■ GIVEN TASK ■
Beneath this sentence is a set of records; write each of them out exactly.

* Begin *

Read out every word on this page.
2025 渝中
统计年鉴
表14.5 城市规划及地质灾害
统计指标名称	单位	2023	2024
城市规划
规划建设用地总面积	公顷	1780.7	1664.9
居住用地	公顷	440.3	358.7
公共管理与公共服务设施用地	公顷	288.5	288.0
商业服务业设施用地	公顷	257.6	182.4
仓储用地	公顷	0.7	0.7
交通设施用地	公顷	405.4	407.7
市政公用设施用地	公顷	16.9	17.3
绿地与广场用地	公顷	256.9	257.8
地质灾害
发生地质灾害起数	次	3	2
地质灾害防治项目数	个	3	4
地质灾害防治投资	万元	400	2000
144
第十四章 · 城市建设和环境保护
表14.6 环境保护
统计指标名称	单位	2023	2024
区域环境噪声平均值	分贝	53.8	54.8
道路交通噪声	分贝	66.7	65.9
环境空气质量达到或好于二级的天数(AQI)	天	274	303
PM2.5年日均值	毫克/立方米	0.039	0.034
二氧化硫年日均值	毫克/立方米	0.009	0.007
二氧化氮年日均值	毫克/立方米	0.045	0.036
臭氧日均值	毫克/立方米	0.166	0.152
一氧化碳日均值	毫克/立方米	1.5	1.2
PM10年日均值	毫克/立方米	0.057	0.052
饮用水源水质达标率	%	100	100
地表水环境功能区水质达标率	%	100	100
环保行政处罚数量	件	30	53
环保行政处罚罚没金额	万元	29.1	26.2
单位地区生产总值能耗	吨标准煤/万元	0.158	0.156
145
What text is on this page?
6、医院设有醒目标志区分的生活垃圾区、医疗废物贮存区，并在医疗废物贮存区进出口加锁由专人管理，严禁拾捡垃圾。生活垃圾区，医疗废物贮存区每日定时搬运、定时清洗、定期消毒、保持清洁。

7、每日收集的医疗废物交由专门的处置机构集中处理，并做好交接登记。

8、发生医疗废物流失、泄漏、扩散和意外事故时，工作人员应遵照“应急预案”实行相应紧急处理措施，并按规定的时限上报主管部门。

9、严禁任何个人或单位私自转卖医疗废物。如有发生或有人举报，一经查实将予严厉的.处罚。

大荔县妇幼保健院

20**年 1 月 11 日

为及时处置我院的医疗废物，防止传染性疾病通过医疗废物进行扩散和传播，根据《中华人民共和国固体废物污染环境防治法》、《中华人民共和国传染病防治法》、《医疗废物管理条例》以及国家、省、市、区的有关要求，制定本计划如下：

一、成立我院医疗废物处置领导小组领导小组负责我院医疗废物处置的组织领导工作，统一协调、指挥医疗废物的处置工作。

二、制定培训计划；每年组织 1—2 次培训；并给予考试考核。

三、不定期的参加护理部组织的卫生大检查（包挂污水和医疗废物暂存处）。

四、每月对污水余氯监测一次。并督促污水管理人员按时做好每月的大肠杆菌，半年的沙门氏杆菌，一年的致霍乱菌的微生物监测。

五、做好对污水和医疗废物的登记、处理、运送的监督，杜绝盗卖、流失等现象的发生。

* End *

■ EXERCISE RESULT ■
Read out every word on this page.
2025 渝中
统计年鉴
表14.5 城市规划及地质灾害
统计指标名称	单位	2023	2024
城市规划
规划建设用地总面积	公顷	1780.7	1664.9
居住用地	公顷	440.3	358.7
公共管理与公共服务设施用地	公顷	288.5	288.0
商业服务业设施用地	公顷	257.6	182.4
仓储用地	公顷	0.7	0.7
交通设施用地	公顷	405.4	407.7
市政公用设施用地	公顷	16.9	17.3
绿地与广场用地	公顷	256.9	257.8
地质灾害
发生地质灾害起数	次	3	2
地质灾害防治项目数	个	3	4
地质灾害防治投资	万元	400	2000
144
第十四章 · 城市建设和环境保护
表14.6 环境保护
统计指标名称	单位	2023	2024
区域环境噪声平均值	分贝	53.8	54.8
道路交通噪声	分贝	66.7	65.9
环境空气质量达到或好于二级的天数(AQI)	天	274	303
PM2.5年日均值	毫克/立方米	0.039	0.034
二氧化硫年日均值	毫克/立方米	0.009	0.007
二氧化氮年日均值	毫克/立方米	0.045	0.036
臭氧日均值	毫克/立方米	0.166	0.152
一氧化碳日均值	毫克/立方米	1.5	1.2
PM10年日均值	毫克/立方米	0.057	0.052
饮用水源水质达标率	%	100	100
地表水环境功能区水质达标率	%	100	100
环保行政处罚数量	件	30	53
环保行政处罚罚没金额	万元	29.1	26.2
单位地区生产总值能耗	吨标准煤/万元	0.158	0.156
145
What text is on this page?
6、医院设有醒目标志区分的生活垃圾区、医疗废物贮存区，并在医疗废物贮存区进出口加锁由专人管理，严禁拾捡垃圾。生活垃圾区，医疗废物贮存区每日定时搬运、定时清洗、定期消毒、保持清洁。

7、每日收集的医疗废物交由专门的处置机构集中处理，并做好交接登记。

8、发生医疗废物流失、泄漏、扩散和意外事故时，工作人员应遵照“应急预案”实行相应紧急处理措施，并按规定的时限上报主管部门。

9、严禁任何个人或单位私自转卖医疗废物。如有发生或有人举报，一经查实将予严厉的.处罚。

大荔县妇幼保健院

20**年 1 月 11 日

为及时处置我院的医疗废物，防止传染性疾病通过医疗废物进行扩散和传播，根据《中华人民共和国固体废物污染环境防治法》、《中华人民共和国传染病防治法》、《医疗废物管理条例》以及国家、省、市、区的有关要求，制定本计划如下：

一、成立我院医疗废物处置领导小组领导小组负责我院医疗废物处置的组织领导工作，统一协调、指挥医疗废物的处置工作。

二、制定培训计划；每年组织 1—2 次培训；并给予考试考核。

三、不定期的参加护理部组织的卫生大检查（包挂污水和医疗废物暂存处）。

四、每月对污水余氯监测一次。并督促污水管理人员按时做好每月的大肠杆菌，半年的沙门氏杆菌，一年的致霍乱菌的微生物监测。

五、做好对污水和医疗废物的登记、处理、运送的监督，杜绝盗卖、流失等现象的发生。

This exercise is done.